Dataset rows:
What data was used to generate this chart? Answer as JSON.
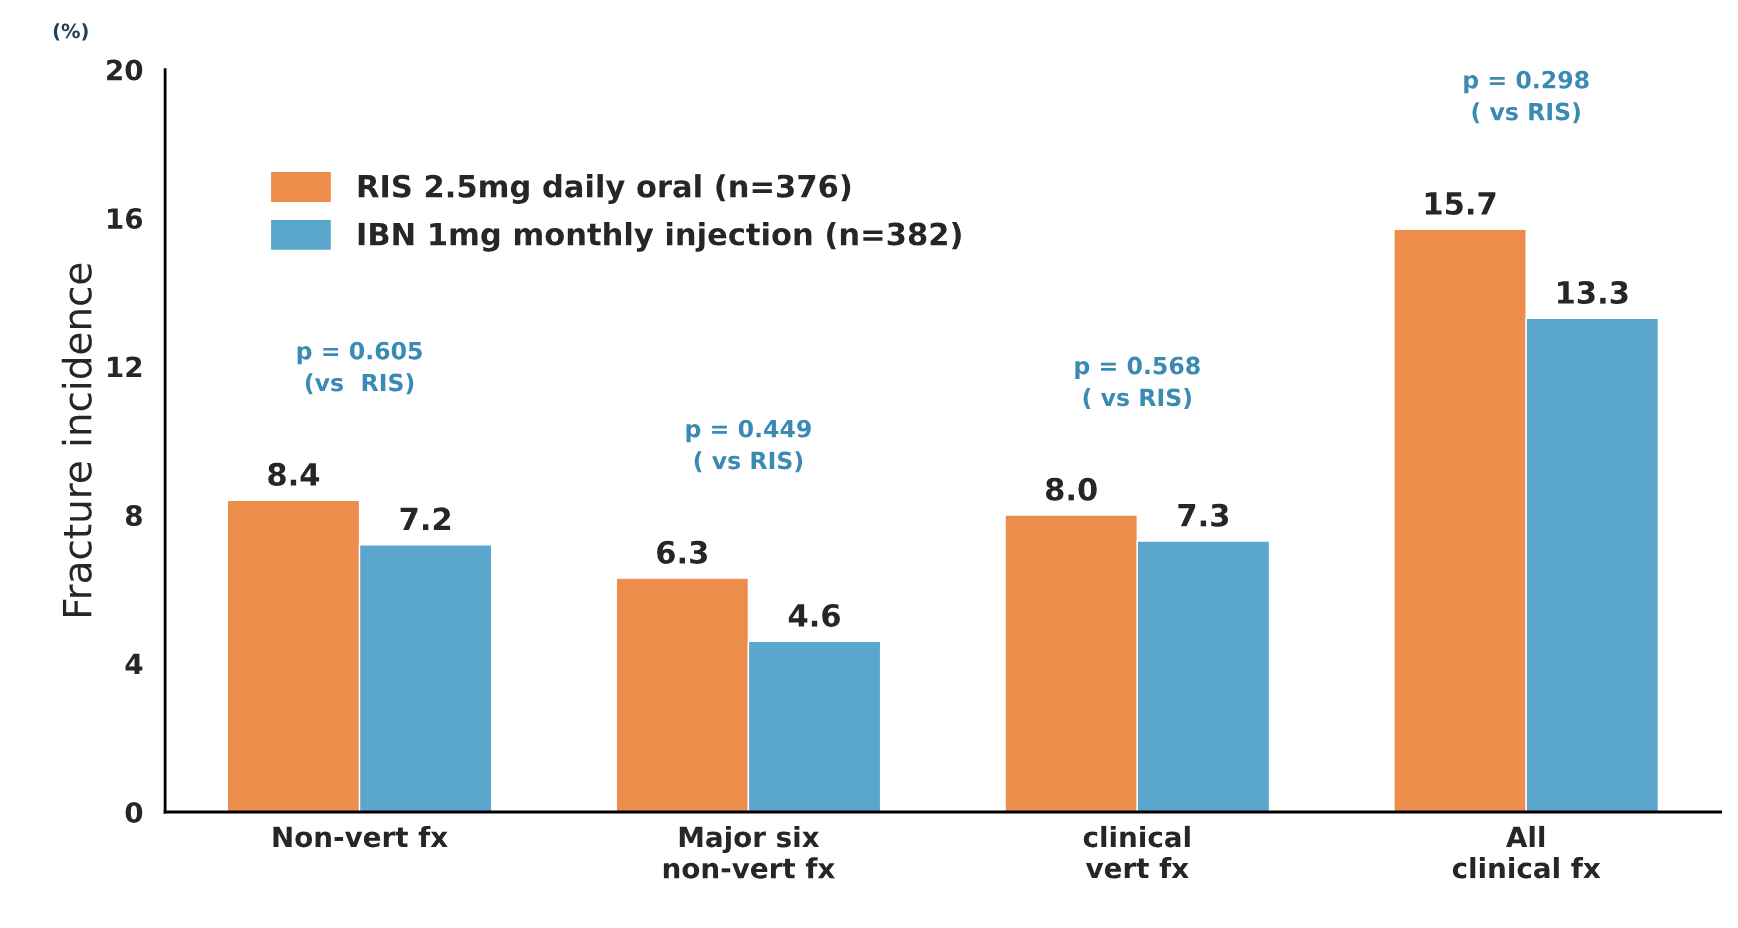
{
  "chart_data": {
    "type": "bar",
    "ylabel": "Fracture incidence",
    "categories": [
      "Non-vert fx",
      "Major six\nnon-vert fx",
      "clinical\nvert fx",
      "All\nclinical fx"
    ],
    "series": [
      {
        "name": "RIS 2.5mg daily oral (n=376)",
        "color": "#ec8d4c",
        "values": [
          8.4,
          6.3,
          8.0,
          15.7
        ],
        "value_labels": [
          "8.4",
          "6.3",
          "8.0",
          "15.7"
        ]
      },
      {
        "name": "IBN 1mg monthly injection (n=382)",
        "color": "#5aa6cc",
        "values": [
          7.2,
          4.6,
          7.3,
          13.3
        ],
        "value_labels": [
          "7.2",
          "4.6",
          "7.3",
          "13.3"
        ]
      }
    ],
    "ylim": [
      0,
      20
    ],
    "yticks": [
      0,
      4,
      8,
      12,
      16,
      20
    ],
    "legend": "top left",
    "grid": false,
    "annotations": [
      "(%)",
      "p = 0.605\n(vs  RIS)",
      "p = 0.449\n( vs RIS)",
      "p = 0.568\n( vs RIS)",
      "p = 0.298\n( vs RIS)"
    ]
  }
}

> _Task description_:
Copy out each line in the listing that has the word "name".

> _Task answer_:
        "name": "RIS 2.5mg daily oral (n=376)",
        "name": "IBN 1mg monthly injection (n=382)",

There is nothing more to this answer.